Excerpts from a figure dataset
%%

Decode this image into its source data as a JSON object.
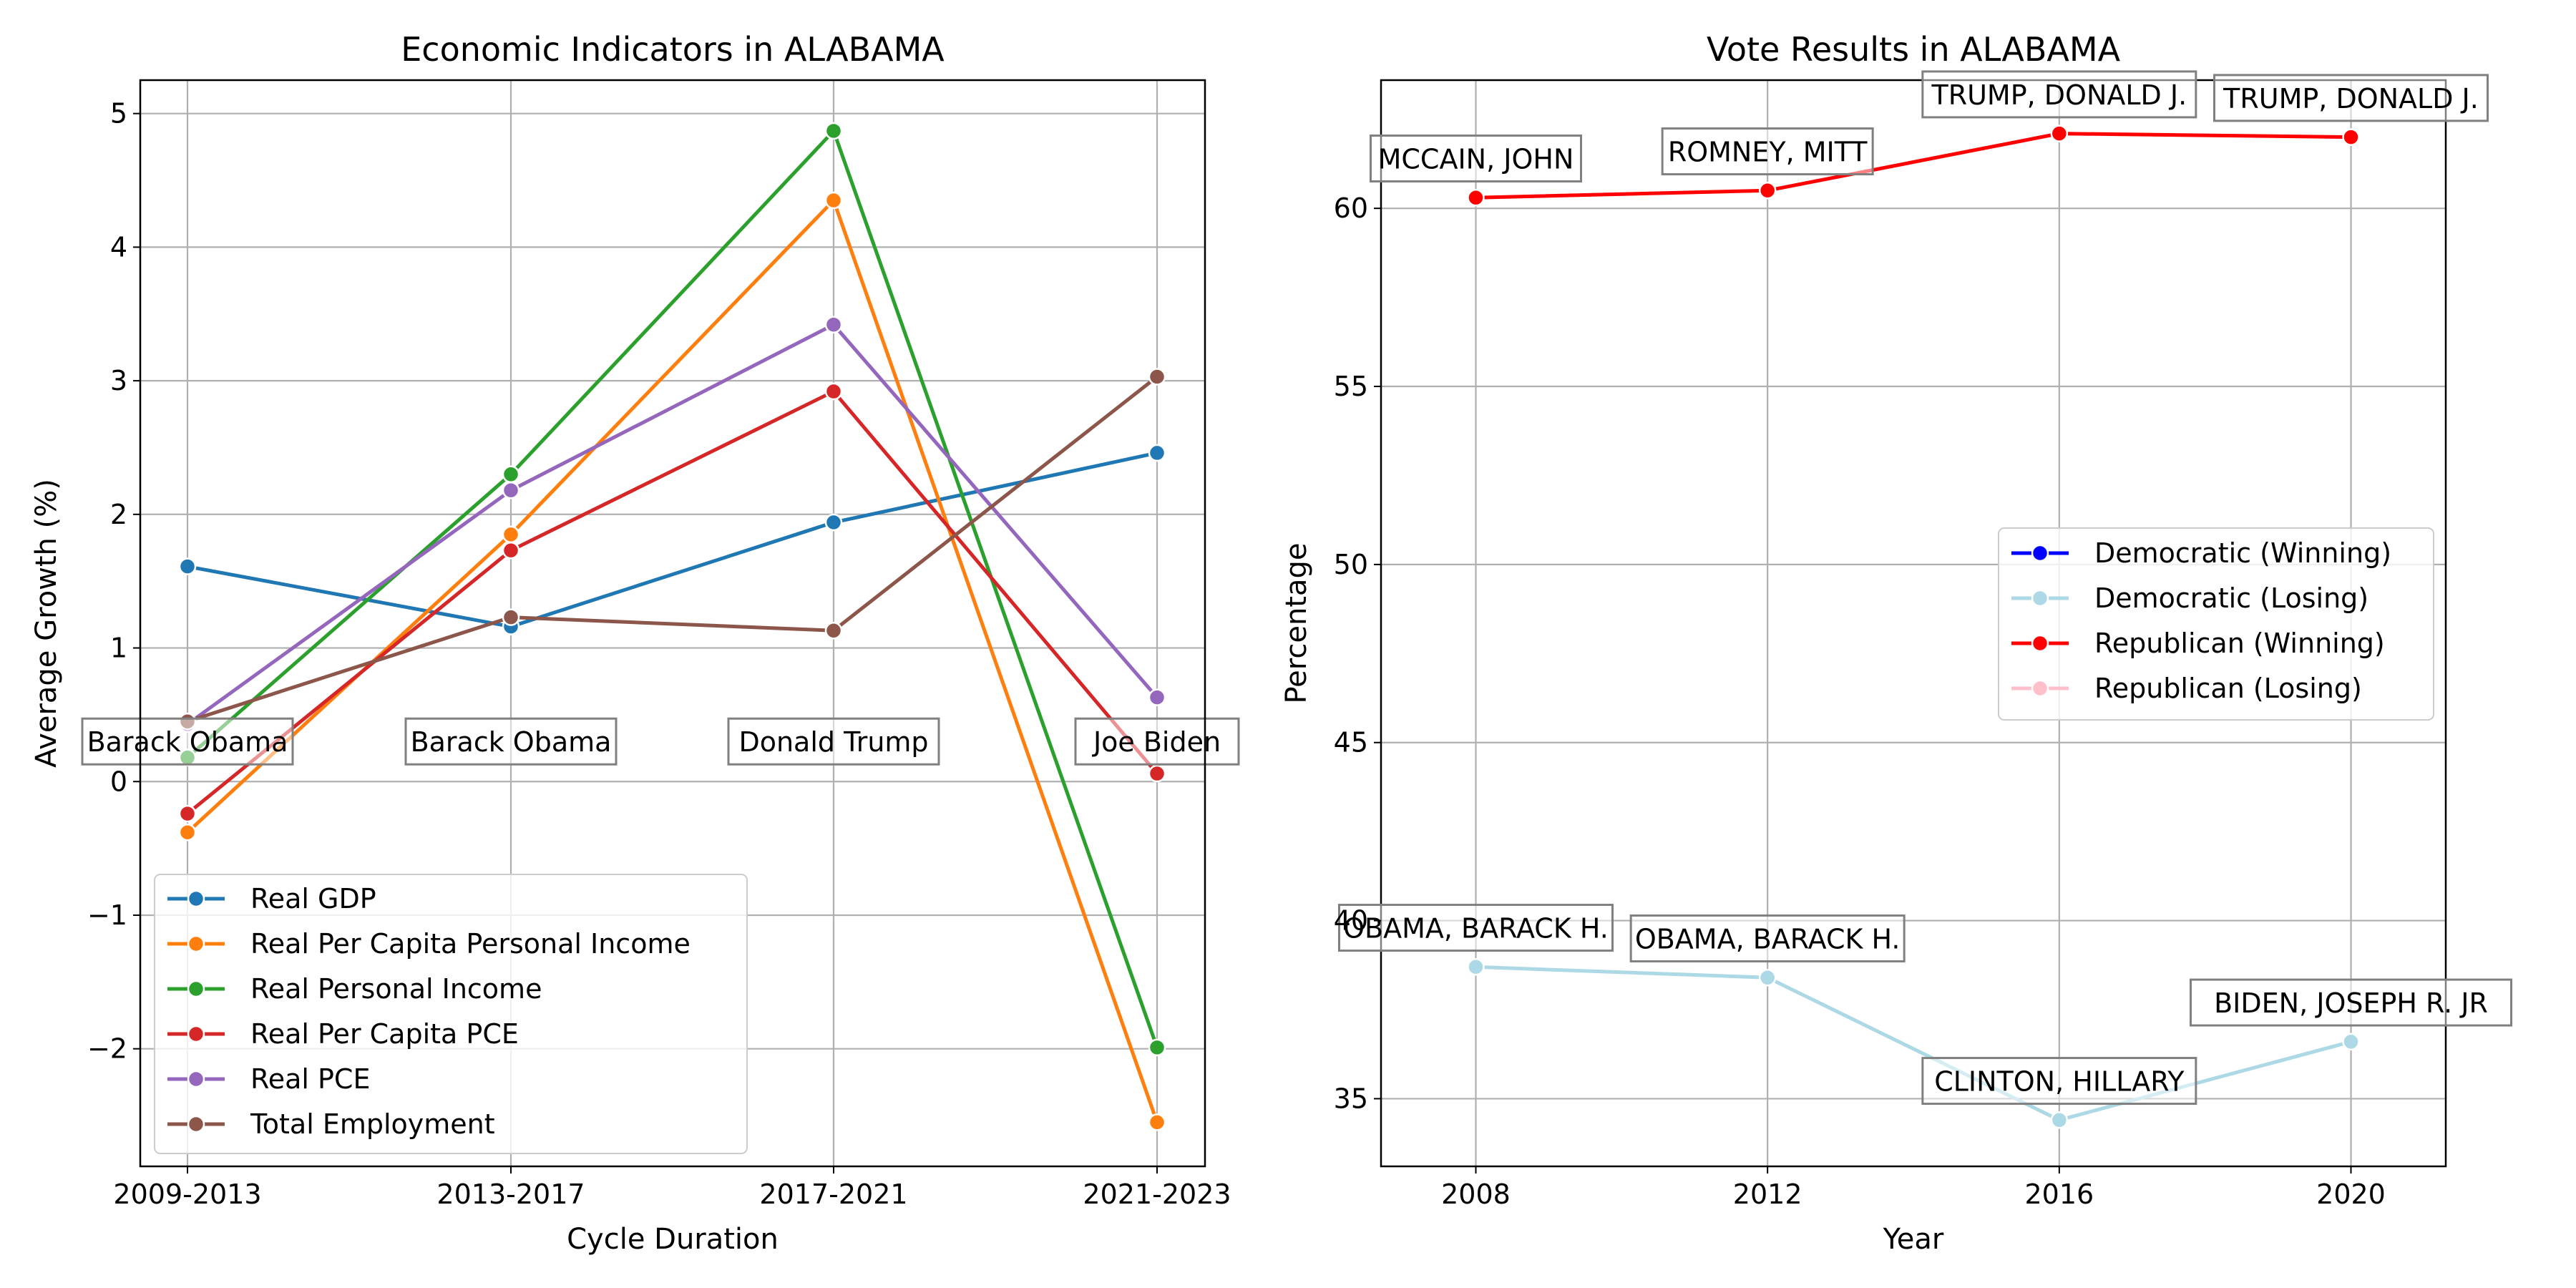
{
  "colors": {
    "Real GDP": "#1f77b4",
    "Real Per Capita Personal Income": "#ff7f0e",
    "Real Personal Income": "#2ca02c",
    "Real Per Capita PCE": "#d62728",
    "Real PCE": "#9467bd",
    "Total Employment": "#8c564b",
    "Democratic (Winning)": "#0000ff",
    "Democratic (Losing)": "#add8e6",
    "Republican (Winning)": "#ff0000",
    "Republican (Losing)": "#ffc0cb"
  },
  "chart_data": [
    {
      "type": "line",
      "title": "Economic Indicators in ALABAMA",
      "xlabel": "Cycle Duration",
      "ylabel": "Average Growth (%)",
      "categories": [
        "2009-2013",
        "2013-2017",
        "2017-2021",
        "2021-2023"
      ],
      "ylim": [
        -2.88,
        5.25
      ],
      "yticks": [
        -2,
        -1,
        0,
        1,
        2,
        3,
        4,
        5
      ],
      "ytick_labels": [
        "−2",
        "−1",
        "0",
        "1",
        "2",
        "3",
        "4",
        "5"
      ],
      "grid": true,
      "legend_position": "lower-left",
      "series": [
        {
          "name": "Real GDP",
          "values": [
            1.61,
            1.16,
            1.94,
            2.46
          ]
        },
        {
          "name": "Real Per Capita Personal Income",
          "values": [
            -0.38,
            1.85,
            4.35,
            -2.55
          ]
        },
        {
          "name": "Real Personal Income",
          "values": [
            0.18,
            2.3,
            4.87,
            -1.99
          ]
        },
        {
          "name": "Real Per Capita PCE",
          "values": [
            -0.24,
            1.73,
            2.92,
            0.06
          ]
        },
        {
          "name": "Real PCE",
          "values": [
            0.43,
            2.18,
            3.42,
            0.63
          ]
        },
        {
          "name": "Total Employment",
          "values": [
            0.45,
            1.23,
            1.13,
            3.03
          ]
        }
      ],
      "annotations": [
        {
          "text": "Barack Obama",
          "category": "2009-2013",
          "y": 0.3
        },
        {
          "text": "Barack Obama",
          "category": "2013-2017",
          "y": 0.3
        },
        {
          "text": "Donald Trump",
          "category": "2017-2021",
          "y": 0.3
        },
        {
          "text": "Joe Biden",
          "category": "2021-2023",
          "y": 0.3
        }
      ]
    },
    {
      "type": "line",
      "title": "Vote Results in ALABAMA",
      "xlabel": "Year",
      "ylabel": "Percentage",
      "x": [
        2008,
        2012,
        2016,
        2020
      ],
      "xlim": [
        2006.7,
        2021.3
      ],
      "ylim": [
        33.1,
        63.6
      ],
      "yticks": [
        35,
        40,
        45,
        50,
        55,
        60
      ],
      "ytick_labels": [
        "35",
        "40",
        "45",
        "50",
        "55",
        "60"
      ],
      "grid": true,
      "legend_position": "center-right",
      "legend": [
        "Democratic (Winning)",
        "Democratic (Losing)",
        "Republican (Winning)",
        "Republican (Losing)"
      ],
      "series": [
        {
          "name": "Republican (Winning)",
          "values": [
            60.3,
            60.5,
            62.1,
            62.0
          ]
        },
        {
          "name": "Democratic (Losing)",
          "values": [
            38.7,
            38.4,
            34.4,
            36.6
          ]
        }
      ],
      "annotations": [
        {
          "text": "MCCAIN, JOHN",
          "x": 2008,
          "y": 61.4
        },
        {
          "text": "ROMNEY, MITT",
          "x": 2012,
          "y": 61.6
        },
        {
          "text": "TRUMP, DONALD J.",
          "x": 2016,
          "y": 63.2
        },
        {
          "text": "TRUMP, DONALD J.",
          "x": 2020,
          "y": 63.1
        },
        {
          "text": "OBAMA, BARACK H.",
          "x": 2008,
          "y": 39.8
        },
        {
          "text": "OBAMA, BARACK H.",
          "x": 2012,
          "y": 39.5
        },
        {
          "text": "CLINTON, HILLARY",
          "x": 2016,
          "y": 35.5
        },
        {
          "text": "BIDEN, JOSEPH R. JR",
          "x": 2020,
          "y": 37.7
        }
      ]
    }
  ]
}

%%

What to work on: Retype every entry verbatim and exclude the pictures from the copy.

Response:
Decode this image into its source data as a JSON object.
{
  "colors": {
    "Real GDP": "#1f77b4",
    "Real Per Capita Personal Income": "#ff7f0e",
    "Real Personal Income": "#2ca02c",
    "Real Per Capita PCE": "#d62728",
    "Real PCE": "#9467bd",
    "Total Employment": "#8c564b",
    "Democratic (Winning)": "#0000ff",
    "Democratic (Losing)": "#add8e6",
    "Republican (Winning)": "#ff0000",
    "Republican (Losing)": "#ffc0cb"
  },
  "chart_data": [
    {
      "type": "line",
      "title": "Economic Indicators in ALABAMA",
      "xlabel": "Cycle Duration",
      "ylabel": "Average Growth (%)",
      "categories": [
        "2009-2013",
        "2013-2017",
        "2017-2021",
        "2021-2023"
      ],
      "ylim": [
        -2.88,
        5.25
      ],
      "yticks": [
        -2,
        -1,
        0,
        1,
        2,
        3,
        4,
        5
      ],
      "ytick_labels": [
        "−2",
        "−1",
        "0",
        "1",
        "2",
        "3",
        "4",
        "5"
      ],
      "grid": true,
      "legend_position": "lower-left",
      "series": [
        {
          "name": "Real GDP",
          "values": [
            1.61,
            1.16,
            1.94,
            2.46
          ]
        },
        {
          "name": "Real Per Capita Personal Income",
          "values": [
            -0.38,
            1.85,
            4.35,
            -2.55
          ]
        },
        {
          "name": "Real Personal Income",
          "values": [
            0.18,
            2.3,
            4.87,
            -1.99
          ]
        },
        {
          "name": "Real Per Capita PCE",
          "values": [
            -0.24,
            1.73,
            2.92,
            0.06
          ]
        },
        {
          "name": "Real PCE",
          "values": [
            0.43,
            2.18,
            3.42,
            0.63
          ]
        },
        {
          "name": "Total Employment",
          "values": [
            0.45,
            1.23,
            1.13,
            3.03
          ]
        }
      ],
      "annotations": [
        {
          "text": "Barack Obama",
          "category": "2009-2013",
          "y": 0.3
        },
        {
          "text": "Barack Obama",
          "category": "2013-2017",
          "y": 0.3
        },
        {
          "text": "Donald Trump",
          "category": "2017-2021",
          "y": 0.3
        },
        {
          "text": "Joe Biden",
          "category": "2021-2023",
          "y": 0.3
        }
      ]
    },
    {
      "type": "line",
      "title": "Vote Results in ALABAMA",
      "xlabel": "Year",
      "ylabel": "Percentage",
      "x": [
        2008,
        2012,
        2016,
        2020
      ],
      "xlim": [
        2006.7,
        2021.3
      ],
      "ylim": [
        33.1,
        63.6
      ],
      "yticks": [
        35,
        40,
        45,
        50,
        55,
        60
      ],
      "ytick_labels": [
        "35",
        "40",
        "45",
        "50",
        "55",
        "60"
      ],
      "grid": true,
      "legend_position": "center-right",
      "legend": [
        "Democratic (Winning)",
        "Democratic (Losing)",
        "Republican (Winning)",
        "Republican (Losing)"
      ],
      "series": [
        {
          "name": "Republican (Winning)",
          "values": [
            60.3,
            60.5,
            62.1,
            62.0
          ]
        },
        {
          "name": "Democratic (Losing)",
          "values": [
            38.7,
            38.4,
            34.4,
            36.6
          ]
        }
      ],
      "annotations": [
        {
          "text": "MCCAIN, JOHN",
          "x": 2008,
          "y": 61.4
        },
        {
          "text": "ROMNEY, MITT",
          "x": 2012,
          "y": 61.6
        },
        {
          "text": "TRUMP, DONALD J.",
          "x": 2016,
          "y": 63.2
        },
        {
          "text": "TRUMP, DONALD J.",
          "x": 2020,
          "y": 63.1
        },
        {
          "text": "OBAMA, BARACK H.",
          "x": 2008,
          "y": 39.8
        },
        {
          "text": "OBAMA, BARACK H.",
          "x": 2012,
          "y": 39.5
        },
        {
          "text": "CLINTON, HILLARY",
          "x": 2016,
          "y": 35.5
        },
        {
          "text": "BIDEN, JOSEPH R. JR",
          "x": 2020,
          "y": 37.7
        }
      ]
    }
  ]
}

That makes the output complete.